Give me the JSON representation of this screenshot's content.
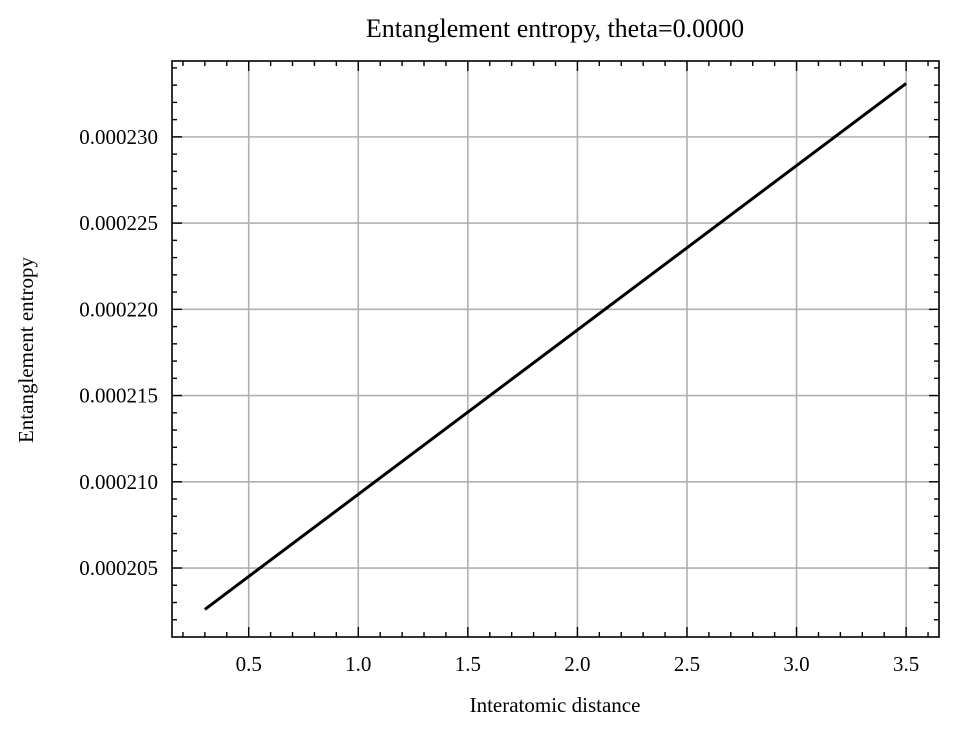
{
  "chart_data": {
    "type": "line",
    "title": "Entanglement entropy, theta=0.0000",
    "xlabel": "Interatomic distance",
    "ylabel": "Entanglement entropy",
    "xlim": [
      0.15,
      3.65
    ],
    "ylim": [
      0.000201,
      0.0002344
    ],
    "xticks": [
      0.5,
      1.0,
      1.5,
      2.0,
      2.5,
      3.0,
      3.5
    ],
    "xtick_labels": [
      "0.5",
      "1.0",
      "1.5",
      "2.0",
      "2.5",
      "3.0",
      "3.5"
    ],
    "yticks": [
      0.000205,
      0.00021,
      0.000215,
      0.00022,
      0.000225,
      0.00023
    ],
    "ytick_labels": [
      "0.000205",
      "0.000210",
      "0.000215",
      "0.000220",
      "0.000225",
      "0.000230"
    ],
    "grid": true,
    "series": [
      {
        "color": "#000000",
        "x": [
          0.3,
          3.5
        ],
        "y": [
          0.0002026,
          0.0002331
        ]
      }
    ]
  }
}
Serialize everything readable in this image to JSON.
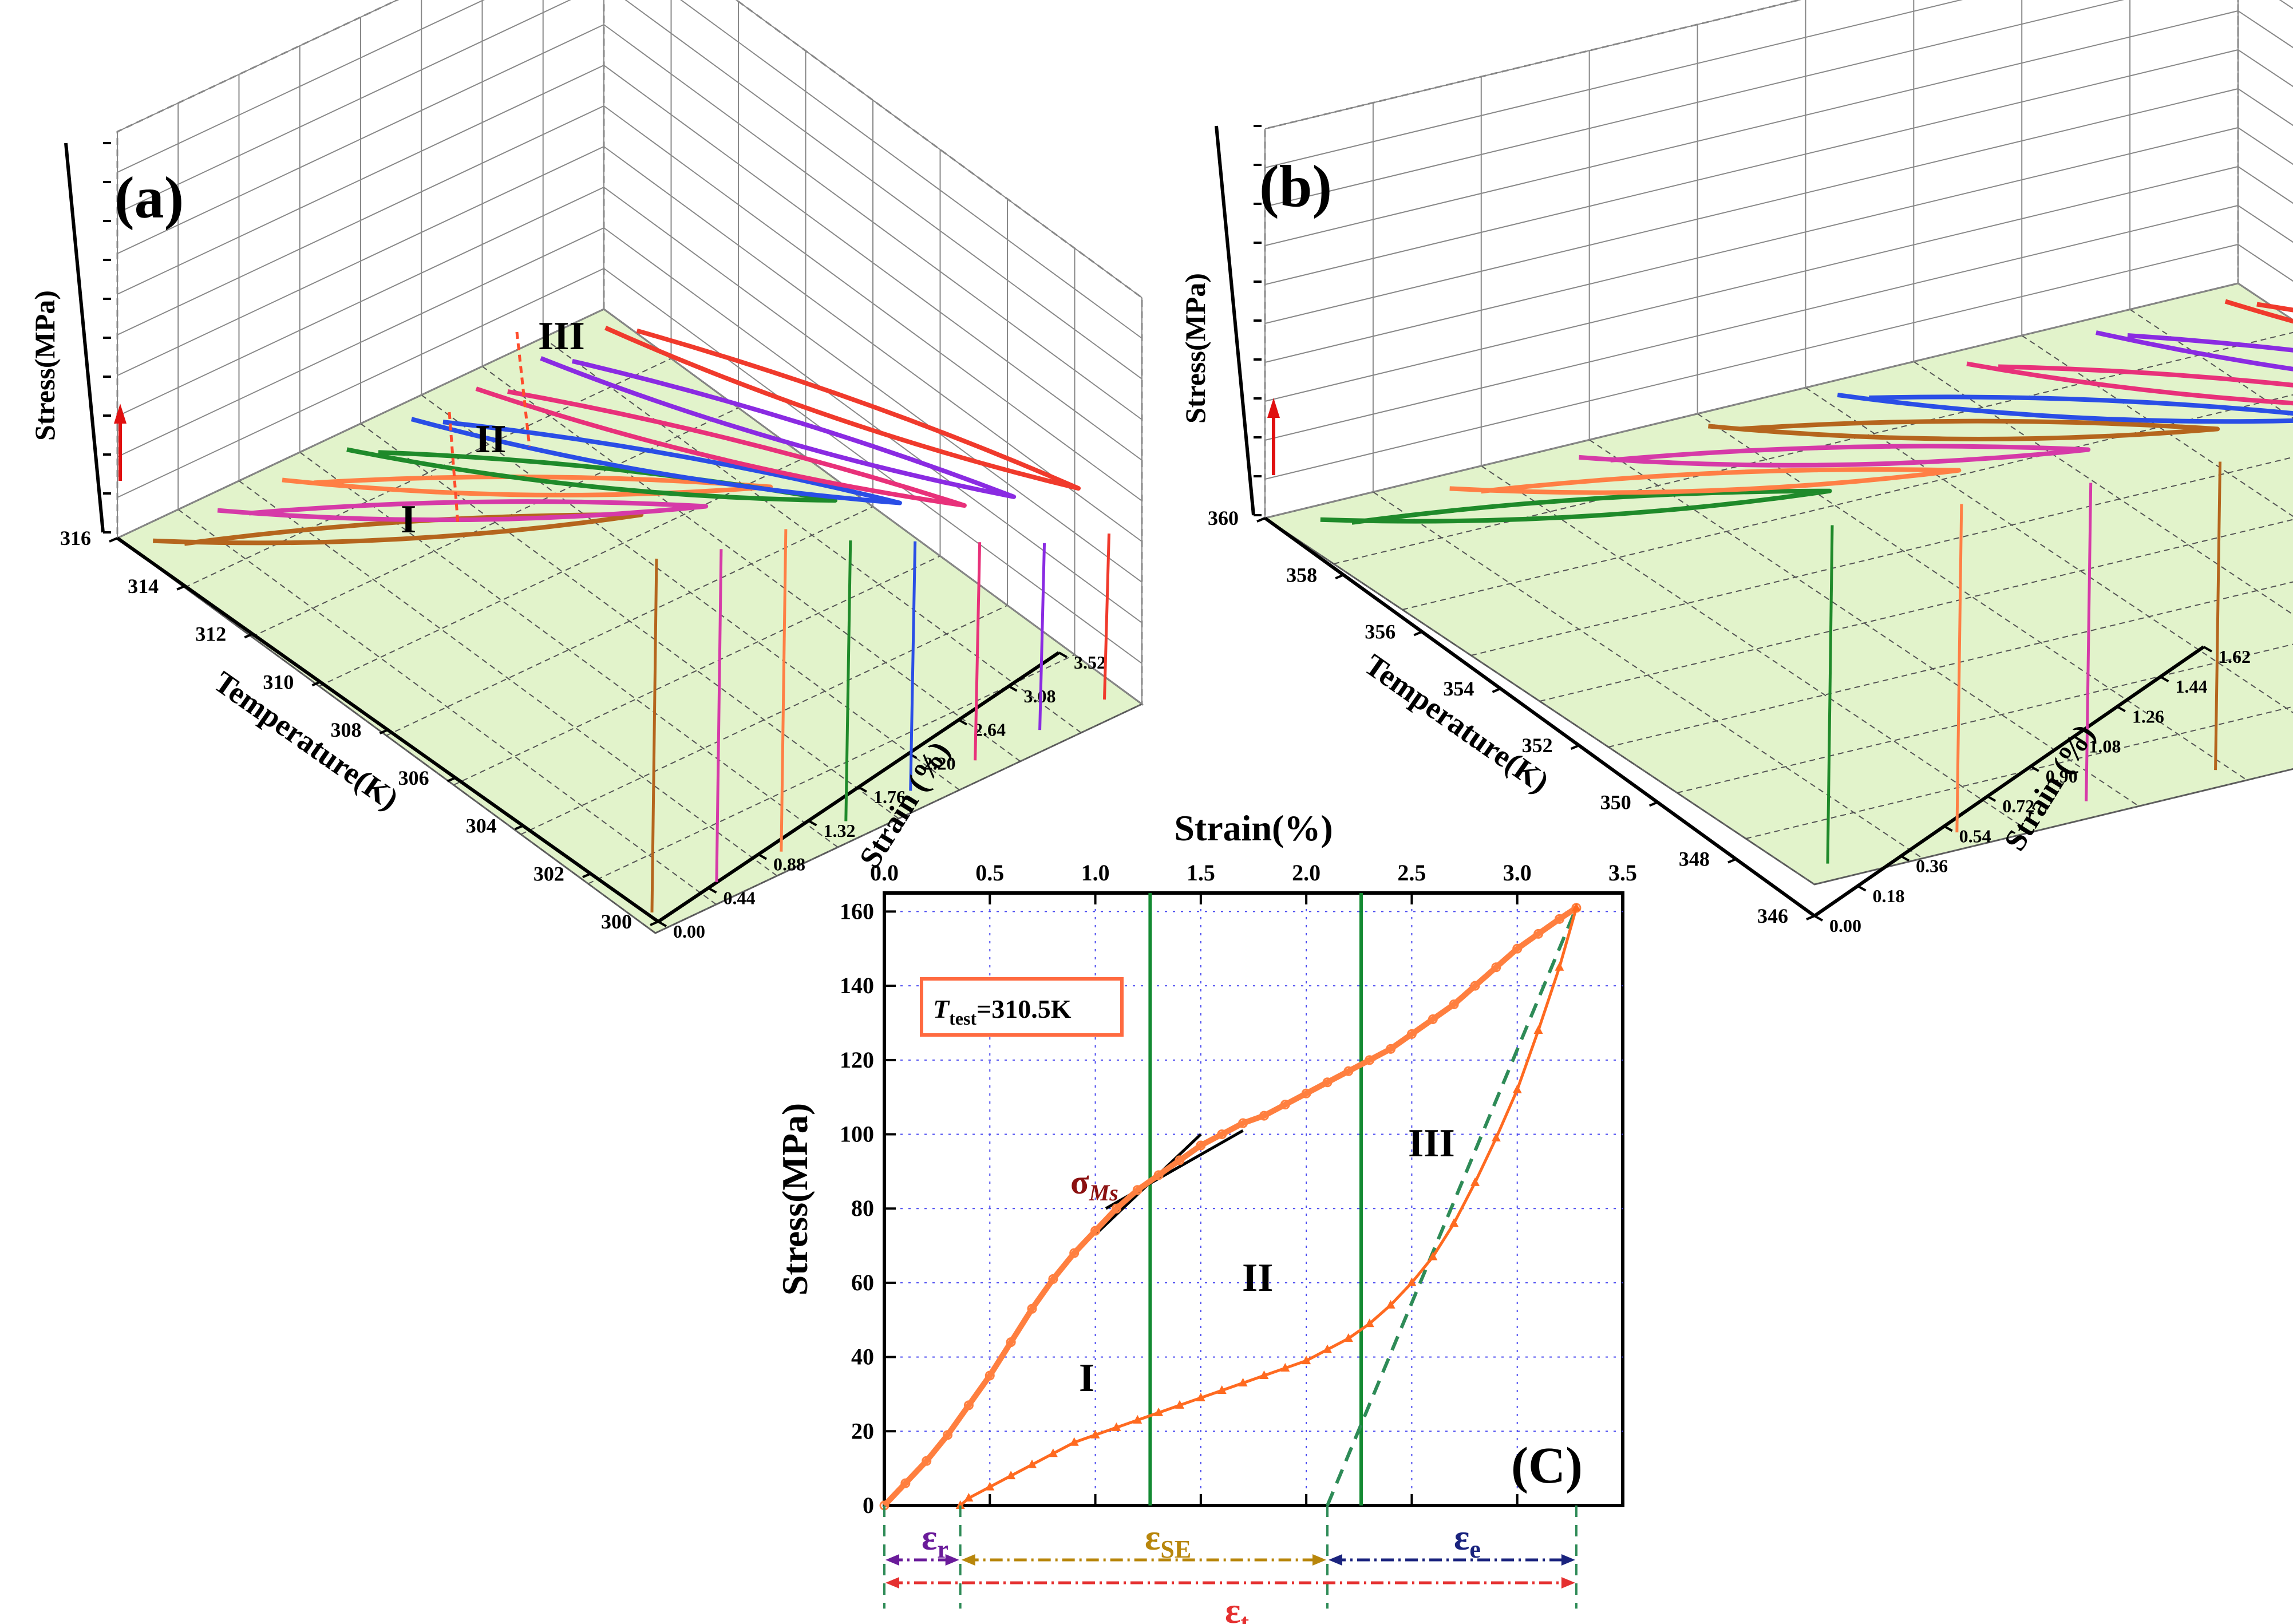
{
  "chart_data": [
    {
      "type": "line",
      "panel_label": "(a)",
      "zlabel": "Stress(MPa)",
      "ylabel": "Temperature(K)",
      "xlabel": "Strain (%)",
      "temperature_ticks": [
        "316",
        "314",
        "312",
        "310",
        "308",
        "306",
        "304",
        "302",
        "300"
      ],
      "strain_ticks": [
        "0.00",
        "0.44",
        "0.88",
        "1.32",
        "1.76",
        "2.20",
        "2.64",
        "3.08",
        "3.52"
      ],
      "region_labels": [
        "I",
        "II",
        "III"
      ],
      "strain_max": 3.52,
      "series": [
        {
          "name": "316K",
          "color": "#b5651d",
          "max_strain": 3.3,
          "max_stress": 175
        },
        {
          "name": "314K",
          "color": "#d63aa8",
          "max_strain": 3.3,
          "max_stress": 165
        },
        {
          "name": "312K",
          "color": "#ff7f45",
          "max_strain": 3.3,
          "max_stress": 160
        },
        {
          "name": "310K",
          "color": "#1f8a2a",
          "max_strain": 3.3,
          "max_stress": 140
        },
        {
          "name": "308K",
          "color": "#2a4ee6",
          "max_strain": 3.3,
          "max_stress": 125
        },
        {
          "name": "306K",
          "color": "#e8317a",
          "max_strain": 3.3,
          "max_stress": 110
        },
        {
          "name": "304K",
          "color": "#8a2be2",
          "max_strain": 3.2,
          "max_stress": 95
        },
        {
          "name": "302K",
          "color": "#f03a2c",
          "max_strain": 3.2,
          "max_stress": 85
        }
      ]
    },
    {
      "type": "line",
      "panel_label": "(b)",
      "zlabel": "Stress(MPa)",
      "ylabel": "Temperature(K)",
      "xlabel": "Strain (%)",
      "temperature_ticks": [
        "360",
        "358",
        "356",
        "354",
        "352",
        "350",
        "348",
        "346"
      ],
      "strain_ticks": [
        "0.00",
        "0.18",
        "0.36",
        "0.54",
        "0.72",
        "0.90",
        "1.08",
        "1.26",
        "1.44",
        "1.62"
      ],
      "strain_max": 1.62,
      "series": [
        {
          "name": "360K",
          "color": "#1f8a2a",
          "max_strain": 1.55,
          "max_stress": 175
        },
        {
          "name": "358K",
          "color": "#ff7f45",
          "max_strain": 1.55,
          "max_stress": 170
        },
        {
          "name": "356K",
          "color": "#d63aa8",
          "max_strain": 1.55,
          "max_stress": 165
        },
        {
          "name": "354K",
          "color": "#b5651d",
          "max_strain": 1.55,
          "max_stress": 160
        },
        {
          "name": "352K",
          "color": "#2a4ee6",
          "max_strain": 1.55,
          "max_stress": 150
        },
        {
          "name": "350K",
          "color": "#e8317a",
          "max_strain": 1.55,
          "max_stress": 140
        },
        {
          "name": "348K",
          "color": "#8a2be2",
          "max_strain": 1.55,
          "max_stress": 130
        },
        {
          "name": "346K",
          "color": "#f03a2c",
          "max_strain": 1.55,
          "max_stress": 110
        }
      ]
    },
    {
      "type": "line",
      "panel_label": "(C)",
      "title": "Strain(%)",
      "xlabel": "Strain(%)",
      "ylabel": "Stress(MPa)",
      "xlim": [
        0,
        3.5
      ],
      "ylim": [
        0,
        165
      ],
      "x_ticks": [
        "0.0",
        "0.5",
        "1.0",
        "1.5",
        "2.0",
        "2.5",
        "3.0",
        "3.5"
      ],
      "y_ticks": [
        "0",
        "20",
        "40",
        "60",
        "80",
        "100",
        "120",
        "140",
        "160"
      ],
      "legend_prefix": "T",
      "legend_sub": "test",
      "legend_value": "=310.5K",
      "sigma_symbol": "σ",
      "sigma_sub": "Ms",
      "region_labels": [
        "I",
        "II",
        "III"
      ],
      "eps_symbol": "ε",
      "eps_labels": [
        {
          "sub": "r"
        },
        {
          "sub": "SE"
        },
        {
          "sub": "e"
        },
        {
          "sub": "t"
        }
      ],
      "vertical_lines_x": [
        1.26,
        2.26
      ],
      "dashed_x": [
        0.36,
        2.1,
        3.3
      ],
      "series": [
        {
          "name": "loading",
          "color": "#ff7f3f",
          "x": [
            0,
            0.1,
            0.2,
            0.3,
            0.4,
            0.5,
            0.6,
            0.7,
            0.8,
            0.9,
            1.0,
            1.1,
            1.2,
            1.3,
            1.4,
            1.5,
            1.6,
            1.7,
            1.8,
            1.9,
            2.0,
            2.1,
            2.2,
            2.3,
            2.4,
            2.5,
            2.6,
            2.7,
            2.8,
            2.9,
            3.0,
            3.1,
            3.2,
            3.28
          ],
          "y": [
            0,
            6,
            12,
            19,
            27,
            35,
            44,
            53,
            61,
            68,
            74,
            80,
            85,
            89,
            93,
            97,
            100,
            103,
            105,
            108,
            111,
            114,
            117,
            120,
            123,
            127,
            131,
            135,
            140,
            145,
            150,
            154,
            158,
            161
          ]
        },
        {
          "name": "unloading",
          "color": "#ff6a20",
          "x": [
            3.28,
            3.2,
            3.1,
            3.0,
            2.9,
            2.8,
            2.7,
            2.6,
            2.5,
            2.4,
            2.3,
            2.2,
            2.1,
            2.0,
            1.9,
            1.8,
            1.7,
            1.6,
            1.5,
            1.4,
            1.3,
            1.2,
            1.1,
            1.0,
            0.9,
            0.8,
            0.7,
            0.6,
            0.5,
            0.4,
            0.36
          ],
          "y": [
            161,
            145,
            128,
            112,
            99,
            87,
            76,
            67,
            60,
            54,
            49,
            45,
            42,
            39,
            37,
            35,
            33,
            31,
            29,
            27,
            25,
            23,
            21,
            19,
            17,
            14,
            11,
            8,
            5,
            2,
            0
          ]
        }
      ]
    }
  ]
}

**Exercise instructions**
Copy all the records above exactly, but leave out the pictures.

**Response to the exercise**
Give me the JSON representation of this screenshot's content.
{
  "chart_data": {
    "type": "line",
    "title": "Entanglement entropy, theta=0.0000",
    "xlabel": "Interatomic distance",
    "ylabel": "Entanglement entropy",
    "xlim": [
      0.15,
      3.65
    ],
    "ylim": [
      0.000201,
      0.0002344
    ],
    "xticks": [
      0.5,
      1.0,
      1.5,
      2.0,
      2.5,
      3.0,
      3.5
    ],
    "xtick_labels": [
      "0.5",
      "1.0",
      "1.5",
      "2.0",
      "2.5",
      "3.0",
      "3.5"
    ],
    "yticks": [
      0.000205,
      0.00021,
      0.000215,
      0.00022,
      0.000225,
      0.00023
    ],
    "ytick_labels": [
      "0.000205",
      "0.000210",
      "0.000215",
      "0.000220",
      "0.000225",
      "0.000230"
    ],
    "grid": true,
    "series": [
      {
        "color": "#000000",
        "x": [
          0.3,
          3.5
        ],
        "y": [
          0.0002026,
          0.0002331
        ]
      }
    ]
  }
}
Serialize everything readable in this image to JSON.
{
  "chart_data": [
    {
      "type": "line",
      "panel_label": "(a)",
      "zlabel": "Stress(MPa)",
      "ylabel": "Temperature(K)",
      "xlabel": "Strain (%)",
      "temperature_ticks": [
        "316",
        "314",
        "312",
        "310",
        "308",
        "306",
        "304",
        "302",
        "300"
      ],
      "strain_ticks": [
        "0.00",
        "0.44",
        "0.88",
        "1.32",
        "1.76",
        "2.20",
        "2.64",
        "3.08",
        "3.52"
      ],
      "region_labels": [
        "I",
        "II",
        "III"
      ],
      "strain_max": 3.52,
      "series": [
        {
          "name": "316K",
          "color": "#b5651d",
          "max_strain": 3.3,
          "max_stress": 175
        },
        {
          "name": "314K",
          "color": "#d63aa8",
          "max_strain": 3.3,
          "max_stress": 165
        },
        {
          "name": "312K",
          "color": "#ff7f45",
          "max_strain": 3.3,
          "max_stress": 160
        },
        {
          "name": "310K",
          "color": "#1f8a2a",
          "max_strain": 3.3,
          "max_stress": 140
        },
        {
          "name": "308K",
          "color": "#2a4ee6",
          "max_strain": 3.3,
          "max_stress": 125
        },
        {
          "name": "306K",
          "color": "#e8317a",
          "max_strain": 3.3,
          "max_stress": 110
        },
        {
          "name": "304K",
          "color": "#8a2be2",
          "max_strain": 3.2,
          "max_stress": 95
        },
        {
          "name": "302K",
          "color": "#f03a2c",
          "max_strain": 3.2,
          "max_stress": 85
        }
      ]
    },
    {
      "type": "line",
      "panel_label": "(b)",
      "zlabel": "Stress(MPa)",
      "ylabel": "Temperature(K)",
      "xlabel": "Strain (%)",
      "temperature_ticks": [
        "360",
        "358",
        "356",
        "354",
        "352",
        "350",
        "348",
        "346"
      ],
      "strain_ticks": [
        "0.00",
        "0.18",
        "0.36",
        "0.54",
        "0.72",
        "0.90",
        "1.08",
        "1.26",
        "1.44",
        "1.62"
      ],
      "strain_max": 1.62,
      "series": [
        {
          "name": "360K",
          "color": "#1f8a2a",
          "max_strain": 1.55,
          "max_stress": 175
        },
        {
          "name": "358K",
          "color": "#ff7f45",
          "max_strain": 1.55,
          "max_stress": 170
        },
        {
          "name": "356K",
          "color": "#d63aa8",
          "max_strain": 1.55,
          "max_stress": 165
        },
        {
          "name": "354K",
          "color": "#b5651d",
          "max_strain": 1.55,
          "max_stress": 160
        },
        {
          "name": "352K",
          "color": "#2a4ee6",
          "max_strain": 1.55,
          "max_stress": 150
        },
        {
          "name": "350K",
          "color": "#e8317a",
          "max_strain": 1.55,
          "max_stress": 140
        },
        {
          "name": "348K",
          "color": "#8a2be2",
          "max_strain": 1.55,
          "max_stress": 130
        },
        {
          "name": "346K",
          "color": "#f03a2c",
          "max_strain": 1.55,
          "max_stress": 110
        }
      ]
    },
    {
      "type": "line",
      "panel_label": "(C)",
      "title": "Strain(%)",
      "xlabel": "Strain(%)",
      "ylabel": "Stress(MPa)",
      "xlim": [
        0,
        3.5
      ],
      "ylim": [
        0,
        165
      ],
      "x_ticks": [
        "0.0",
        "0.5",
        "1.0",
        "1.5",
        "2.0",
        "2.5",
        "3.0",
        "3.5"
      ],
      "y_ticks": [
        "0",
        "20",
        "40",
        "60",
        "80",
        "100",
        "120",
        "140",
        "160"
      ],
      "legend_prefix": "T",
      "legend_sub": "test",
      "legend_value": "=310.5K",
      "sigma_symbol": "σ",
      "sigma_sub": "Ms",
      "region_labels": [
        "I",
        "II",
        "III"
      ],
      "eps_symbol": "ε",
      "eps_labels": [
        {
          "sub": "r"
        },
        {
          "sub": "SE"
        },
        {
          "sub": "e"
        },
        {
          "sub": "t"
        }
      ],
      "vertical_lines_x": [
        1.26,
        2.26
      ],
      "dashed_x": [
        0.36,
        2.1,
        3.3
      ],
      "series": [
        {
          "name": "loading",
          "color": "#ff7f3f",
          "x": [
            0,
            0.1,
            0.2,
            0.3,
            0.4,
            0.5,
            0.6,
            0.7,
            0.8,
            0.9,
            1.0,
            1.1,
            1.2,
            1.3,
            1.4,
            1.5,
            1.6,
            1.7,
            1.8,
            1.9,
            2.0,
            2.1,
            2.2,
            2.3,
            2.4,
            2.5,
            2.6,
            2.7,
            2.8,
            2.9,
            3.0,
            3.1,
            3.2,
            3.28
          ],
          "y": [
            0,
            6,
            12,
            19,
            27,
            35,
            44,
            53,
            61,
            68,
            74,
            80,
            85,
            89,
            93,
            97,
            100,
            103,
            105,
            108,
            111,
            114,
            117,
            120,
            123,
            127,
            131,
            135,
            140,
            145,
            150,
            154,
            158,
            161
          ]
        },
        {
          "name": "unloading",
          "color": "#ff6a20",
          "x": [
            3.28,
            3.2,
            3.1,
            3.0,
            2.9,
            2.8,
            2.7,
            2.6,
            2.5,
            2.4,
            2.3,
            2.2,
            2.1,
            2.0,
            1.9,
            1.8,
            1.7,
            1.6,
            1.5,
            1.4,
            1.3,
            1.2,
            1.1,
            1.0,
            0.9,
            0.8,
            0.7,
            0.6,
            0.5,
            0.4,
            0.36
          ],
          "y": [
            161,
            145,
            128,
            112,
            99,
            87,
            76,
            67,
            60,
            54,
            49,
            45,
            42,
            39,
            37,
            35,
            33,
            31,
            29,
            27,
            25,
            23,
            21,
            19,
            17,
            14,
            11,
            8,
            5,
            2,
            0
          ]
        }
      ]
    }
  ]
}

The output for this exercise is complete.